Data records
════
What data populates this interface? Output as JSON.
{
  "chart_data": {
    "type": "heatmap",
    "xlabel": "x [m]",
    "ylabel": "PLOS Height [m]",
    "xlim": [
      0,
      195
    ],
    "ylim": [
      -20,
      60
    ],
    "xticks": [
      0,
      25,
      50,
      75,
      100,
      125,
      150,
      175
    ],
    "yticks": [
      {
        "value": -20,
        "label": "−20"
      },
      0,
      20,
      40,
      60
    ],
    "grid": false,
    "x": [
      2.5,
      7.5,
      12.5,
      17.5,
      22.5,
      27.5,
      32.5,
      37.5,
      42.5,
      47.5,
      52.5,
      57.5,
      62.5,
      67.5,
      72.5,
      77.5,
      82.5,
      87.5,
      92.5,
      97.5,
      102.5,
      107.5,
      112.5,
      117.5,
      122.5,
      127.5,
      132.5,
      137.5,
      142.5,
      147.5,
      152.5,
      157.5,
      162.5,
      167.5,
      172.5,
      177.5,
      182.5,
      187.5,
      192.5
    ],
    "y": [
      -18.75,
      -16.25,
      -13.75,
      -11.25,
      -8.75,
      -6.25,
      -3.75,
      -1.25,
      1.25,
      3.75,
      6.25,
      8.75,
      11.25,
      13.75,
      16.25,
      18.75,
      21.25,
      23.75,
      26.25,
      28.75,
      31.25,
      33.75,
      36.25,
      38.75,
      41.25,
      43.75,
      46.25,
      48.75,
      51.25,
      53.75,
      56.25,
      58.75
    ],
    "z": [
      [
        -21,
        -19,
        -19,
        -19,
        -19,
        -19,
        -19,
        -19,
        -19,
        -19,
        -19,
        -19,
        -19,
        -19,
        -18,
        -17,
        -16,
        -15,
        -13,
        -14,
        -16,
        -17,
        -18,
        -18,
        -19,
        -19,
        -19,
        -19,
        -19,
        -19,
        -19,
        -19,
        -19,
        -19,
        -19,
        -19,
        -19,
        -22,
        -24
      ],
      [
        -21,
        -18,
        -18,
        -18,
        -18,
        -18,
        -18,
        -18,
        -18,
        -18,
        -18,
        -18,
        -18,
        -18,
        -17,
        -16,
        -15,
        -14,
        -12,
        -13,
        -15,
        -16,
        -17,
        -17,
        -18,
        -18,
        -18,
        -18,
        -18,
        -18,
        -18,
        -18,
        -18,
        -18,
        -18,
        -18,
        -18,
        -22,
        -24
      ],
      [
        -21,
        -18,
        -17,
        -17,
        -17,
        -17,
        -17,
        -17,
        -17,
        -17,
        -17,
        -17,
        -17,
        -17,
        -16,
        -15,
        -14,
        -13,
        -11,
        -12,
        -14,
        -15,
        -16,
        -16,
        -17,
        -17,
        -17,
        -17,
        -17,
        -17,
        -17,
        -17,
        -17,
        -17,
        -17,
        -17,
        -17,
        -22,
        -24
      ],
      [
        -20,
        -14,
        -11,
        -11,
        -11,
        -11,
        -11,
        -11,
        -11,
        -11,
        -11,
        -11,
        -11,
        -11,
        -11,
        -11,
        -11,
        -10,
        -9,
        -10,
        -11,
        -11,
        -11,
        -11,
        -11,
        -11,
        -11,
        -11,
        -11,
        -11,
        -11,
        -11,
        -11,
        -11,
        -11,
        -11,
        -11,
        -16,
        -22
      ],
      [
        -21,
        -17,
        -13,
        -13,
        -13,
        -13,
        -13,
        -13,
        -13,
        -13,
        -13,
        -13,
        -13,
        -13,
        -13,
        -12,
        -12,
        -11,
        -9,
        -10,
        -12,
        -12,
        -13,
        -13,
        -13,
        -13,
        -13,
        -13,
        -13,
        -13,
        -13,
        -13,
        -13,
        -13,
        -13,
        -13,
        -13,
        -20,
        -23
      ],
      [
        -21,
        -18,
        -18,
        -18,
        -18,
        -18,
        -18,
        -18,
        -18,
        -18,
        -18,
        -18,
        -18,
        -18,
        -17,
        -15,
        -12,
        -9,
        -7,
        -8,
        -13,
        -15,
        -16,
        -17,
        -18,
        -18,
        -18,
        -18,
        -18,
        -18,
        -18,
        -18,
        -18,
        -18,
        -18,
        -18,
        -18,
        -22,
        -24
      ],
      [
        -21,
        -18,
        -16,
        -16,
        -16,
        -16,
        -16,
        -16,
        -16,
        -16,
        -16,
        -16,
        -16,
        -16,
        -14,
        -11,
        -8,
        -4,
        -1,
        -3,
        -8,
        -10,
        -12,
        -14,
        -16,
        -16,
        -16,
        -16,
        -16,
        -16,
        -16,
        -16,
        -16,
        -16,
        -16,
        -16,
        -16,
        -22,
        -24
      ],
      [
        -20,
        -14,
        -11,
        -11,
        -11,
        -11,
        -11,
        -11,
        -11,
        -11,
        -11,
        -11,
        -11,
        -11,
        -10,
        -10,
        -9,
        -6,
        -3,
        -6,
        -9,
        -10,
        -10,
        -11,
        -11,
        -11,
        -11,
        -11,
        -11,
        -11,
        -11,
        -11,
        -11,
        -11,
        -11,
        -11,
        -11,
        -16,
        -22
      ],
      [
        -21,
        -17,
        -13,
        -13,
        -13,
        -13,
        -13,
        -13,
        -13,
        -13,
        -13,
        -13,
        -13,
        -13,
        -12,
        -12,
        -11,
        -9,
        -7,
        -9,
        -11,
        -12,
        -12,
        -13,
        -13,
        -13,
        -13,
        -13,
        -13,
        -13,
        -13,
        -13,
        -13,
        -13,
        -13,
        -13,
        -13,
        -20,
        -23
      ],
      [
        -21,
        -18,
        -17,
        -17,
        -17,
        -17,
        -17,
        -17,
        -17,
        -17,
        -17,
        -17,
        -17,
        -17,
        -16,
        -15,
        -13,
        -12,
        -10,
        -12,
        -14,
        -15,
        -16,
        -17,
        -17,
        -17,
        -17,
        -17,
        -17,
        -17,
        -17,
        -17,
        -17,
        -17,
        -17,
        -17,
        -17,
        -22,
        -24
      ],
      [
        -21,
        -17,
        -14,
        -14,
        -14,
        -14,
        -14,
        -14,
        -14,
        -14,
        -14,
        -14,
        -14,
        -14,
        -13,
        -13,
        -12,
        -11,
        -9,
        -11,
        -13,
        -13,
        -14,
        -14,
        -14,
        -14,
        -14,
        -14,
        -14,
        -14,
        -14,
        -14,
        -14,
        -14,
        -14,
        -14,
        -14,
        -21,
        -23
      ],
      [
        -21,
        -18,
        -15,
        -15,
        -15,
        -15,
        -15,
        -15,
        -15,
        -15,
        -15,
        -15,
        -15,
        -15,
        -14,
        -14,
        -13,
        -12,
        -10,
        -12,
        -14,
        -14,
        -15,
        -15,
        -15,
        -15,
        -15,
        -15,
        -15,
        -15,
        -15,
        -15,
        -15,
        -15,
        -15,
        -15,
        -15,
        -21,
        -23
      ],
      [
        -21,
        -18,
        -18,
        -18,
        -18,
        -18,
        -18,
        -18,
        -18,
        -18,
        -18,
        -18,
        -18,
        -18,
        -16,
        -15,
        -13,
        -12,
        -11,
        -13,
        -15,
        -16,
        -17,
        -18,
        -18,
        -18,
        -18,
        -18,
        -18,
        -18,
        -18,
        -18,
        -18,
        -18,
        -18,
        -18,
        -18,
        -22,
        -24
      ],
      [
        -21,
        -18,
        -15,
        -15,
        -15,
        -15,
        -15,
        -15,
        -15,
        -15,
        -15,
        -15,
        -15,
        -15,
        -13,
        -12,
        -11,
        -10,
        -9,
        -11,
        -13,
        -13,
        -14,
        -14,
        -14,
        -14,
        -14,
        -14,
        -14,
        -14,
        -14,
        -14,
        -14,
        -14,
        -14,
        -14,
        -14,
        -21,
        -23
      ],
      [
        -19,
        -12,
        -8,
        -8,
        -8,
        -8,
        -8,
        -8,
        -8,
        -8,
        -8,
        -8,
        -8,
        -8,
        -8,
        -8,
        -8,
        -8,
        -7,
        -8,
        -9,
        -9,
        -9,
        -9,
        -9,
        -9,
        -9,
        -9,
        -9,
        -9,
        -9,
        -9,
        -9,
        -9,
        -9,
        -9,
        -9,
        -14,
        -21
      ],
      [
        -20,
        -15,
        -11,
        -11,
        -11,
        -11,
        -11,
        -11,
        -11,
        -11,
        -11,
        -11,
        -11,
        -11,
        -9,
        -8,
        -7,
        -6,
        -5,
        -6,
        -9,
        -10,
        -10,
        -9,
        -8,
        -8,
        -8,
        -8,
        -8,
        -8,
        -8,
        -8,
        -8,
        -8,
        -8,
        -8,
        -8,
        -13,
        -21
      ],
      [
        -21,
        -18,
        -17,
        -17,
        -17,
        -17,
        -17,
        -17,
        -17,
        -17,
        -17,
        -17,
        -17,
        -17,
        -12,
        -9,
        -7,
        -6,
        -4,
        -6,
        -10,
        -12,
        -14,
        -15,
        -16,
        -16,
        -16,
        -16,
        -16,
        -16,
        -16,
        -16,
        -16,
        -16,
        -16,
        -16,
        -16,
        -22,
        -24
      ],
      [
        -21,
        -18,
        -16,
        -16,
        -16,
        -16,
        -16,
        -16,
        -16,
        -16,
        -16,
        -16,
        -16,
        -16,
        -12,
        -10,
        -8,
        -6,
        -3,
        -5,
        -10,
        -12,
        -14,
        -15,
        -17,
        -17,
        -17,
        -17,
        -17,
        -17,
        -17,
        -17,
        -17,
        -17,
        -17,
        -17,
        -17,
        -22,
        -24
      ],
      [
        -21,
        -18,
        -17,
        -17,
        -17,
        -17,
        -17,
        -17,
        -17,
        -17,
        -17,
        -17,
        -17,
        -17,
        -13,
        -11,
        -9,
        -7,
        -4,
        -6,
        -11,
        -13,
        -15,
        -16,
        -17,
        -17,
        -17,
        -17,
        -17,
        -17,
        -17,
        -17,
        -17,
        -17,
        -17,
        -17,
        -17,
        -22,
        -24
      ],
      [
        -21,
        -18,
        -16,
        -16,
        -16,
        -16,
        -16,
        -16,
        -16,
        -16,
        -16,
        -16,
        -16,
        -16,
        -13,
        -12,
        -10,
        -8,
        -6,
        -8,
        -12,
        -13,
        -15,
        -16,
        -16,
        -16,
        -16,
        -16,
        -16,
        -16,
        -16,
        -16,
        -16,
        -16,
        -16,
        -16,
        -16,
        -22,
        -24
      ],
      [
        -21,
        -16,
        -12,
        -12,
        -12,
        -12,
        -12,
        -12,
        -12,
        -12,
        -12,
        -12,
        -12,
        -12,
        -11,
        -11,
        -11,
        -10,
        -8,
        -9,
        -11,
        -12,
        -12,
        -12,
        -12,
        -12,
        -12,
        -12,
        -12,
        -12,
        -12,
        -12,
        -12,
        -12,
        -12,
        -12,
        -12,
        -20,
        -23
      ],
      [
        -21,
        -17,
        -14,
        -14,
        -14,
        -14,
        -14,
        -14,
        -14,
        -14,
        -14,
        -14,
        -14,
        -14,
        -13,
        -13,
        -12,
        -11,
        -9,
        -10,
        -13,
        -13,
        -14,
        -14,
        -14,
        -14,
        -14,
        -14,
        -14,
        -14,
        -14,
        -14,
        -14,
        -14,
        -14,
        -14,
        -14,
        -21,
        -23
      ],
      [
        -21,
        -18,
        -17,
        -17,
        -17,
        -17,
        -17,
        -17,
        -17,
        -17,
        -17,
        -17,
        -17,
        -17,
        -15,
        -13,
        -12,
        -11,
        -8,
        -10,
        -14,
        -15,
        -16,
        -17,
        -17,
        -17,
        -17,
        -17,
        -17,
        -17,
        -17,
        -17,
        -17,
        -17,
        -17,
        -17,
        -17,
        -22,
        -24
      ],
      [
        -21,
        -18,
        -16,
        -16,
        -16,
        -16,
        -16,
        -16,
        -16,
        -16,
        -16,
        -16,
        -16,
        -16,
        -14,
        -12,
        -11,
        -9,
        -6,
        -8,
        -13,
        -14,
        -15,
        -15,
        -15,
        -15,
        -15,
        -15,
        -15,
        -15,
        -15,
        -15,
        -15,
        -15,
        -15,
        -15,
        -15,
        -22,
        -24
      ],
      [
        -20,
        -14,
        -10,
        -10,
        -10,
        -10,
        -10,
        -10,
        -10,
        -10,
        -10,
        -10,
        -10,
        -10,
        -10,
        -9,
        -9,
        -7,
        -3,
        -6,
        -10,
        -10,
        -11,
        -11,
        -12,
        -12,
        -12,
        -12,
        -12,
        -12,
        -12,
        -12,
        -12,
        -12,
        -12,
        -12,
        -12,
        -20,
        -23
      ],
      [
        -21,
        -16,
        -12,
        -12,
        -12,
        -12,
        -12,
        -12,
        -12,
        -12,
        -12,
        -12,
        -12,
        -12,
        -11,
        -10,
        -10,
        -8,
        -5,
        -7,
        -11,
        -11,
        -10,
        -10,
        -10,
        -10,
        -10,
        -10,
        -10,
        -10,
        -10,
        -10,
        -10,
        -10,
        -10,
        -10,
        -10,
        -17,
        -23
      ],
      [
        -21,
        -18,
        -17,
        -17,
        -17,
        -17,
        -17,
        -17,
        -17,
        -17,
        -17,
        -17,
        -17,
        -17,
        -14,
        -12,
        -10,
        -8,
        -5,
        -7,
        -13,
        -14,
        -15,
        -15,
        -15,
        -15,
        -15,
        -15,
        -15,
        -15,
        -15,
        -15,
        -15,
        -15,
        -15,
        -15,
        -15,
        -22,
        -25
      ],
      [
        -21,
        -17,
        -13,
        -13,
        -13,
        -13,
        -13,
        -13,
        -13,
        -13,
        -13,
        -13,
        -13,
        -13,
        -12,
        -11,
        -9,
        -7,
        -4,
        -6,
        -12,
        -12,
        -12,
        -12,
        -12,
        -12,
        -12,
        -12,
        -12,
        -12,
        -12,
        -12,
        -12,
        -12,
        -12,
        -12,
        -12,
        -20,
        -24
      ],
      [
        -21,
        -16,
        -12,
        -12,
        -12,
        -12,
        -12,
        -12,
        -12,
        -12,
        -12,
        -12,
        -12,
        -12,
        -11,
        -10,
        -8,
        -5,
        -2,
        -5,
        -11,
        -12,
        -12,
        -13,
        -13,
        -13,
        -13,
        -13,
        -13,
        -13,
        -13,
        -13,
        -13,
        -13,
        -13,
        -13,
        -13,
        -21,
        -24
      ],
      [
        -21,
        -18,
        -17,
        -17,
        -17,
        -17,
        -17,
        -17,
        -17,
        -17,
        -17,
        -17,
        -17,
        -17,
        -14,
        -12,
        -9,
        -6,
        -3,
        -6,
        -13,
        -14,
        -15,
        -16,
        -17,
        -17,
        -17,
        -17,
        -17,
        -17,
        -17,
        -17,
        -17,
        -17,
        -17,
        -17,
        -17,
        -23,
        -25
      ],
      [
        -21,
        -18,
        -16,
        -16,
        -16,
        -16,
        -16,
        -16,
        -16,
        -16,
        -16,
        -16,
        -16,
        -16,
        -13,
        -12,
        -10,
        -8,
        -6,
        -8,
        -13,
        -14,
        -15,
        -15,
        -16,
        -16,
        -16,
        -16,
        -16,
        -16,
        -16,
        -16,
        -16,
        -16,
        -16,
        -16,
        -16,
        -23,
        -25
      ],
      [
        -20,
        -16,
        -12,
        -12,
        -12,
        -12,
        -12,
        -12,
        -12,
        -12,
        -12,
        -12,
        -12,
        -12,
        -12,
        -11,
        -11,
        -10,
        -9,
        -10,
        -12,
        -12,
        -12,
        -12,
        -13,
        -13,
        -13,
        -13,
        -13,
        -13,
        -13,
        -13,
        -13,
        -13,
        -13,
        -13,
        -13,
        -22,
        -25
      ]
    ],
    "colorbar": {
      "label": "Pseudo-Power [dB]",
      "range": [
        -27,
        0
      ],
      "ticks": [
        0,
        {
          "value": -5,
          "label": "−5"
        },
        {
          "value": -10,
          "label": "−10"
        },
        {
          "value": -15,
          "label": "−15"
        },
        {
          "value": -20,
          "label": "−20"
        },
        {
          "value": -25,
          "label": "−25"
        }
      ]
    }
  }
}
════
### DIRECTIVE:
Search the data for "value" and list every line in which it occurs.

### SOLUTION:
        "value": -20,
          "value": -5,
          "value": -10,
          "value": -15,
          "value": -20,
          "value": -25,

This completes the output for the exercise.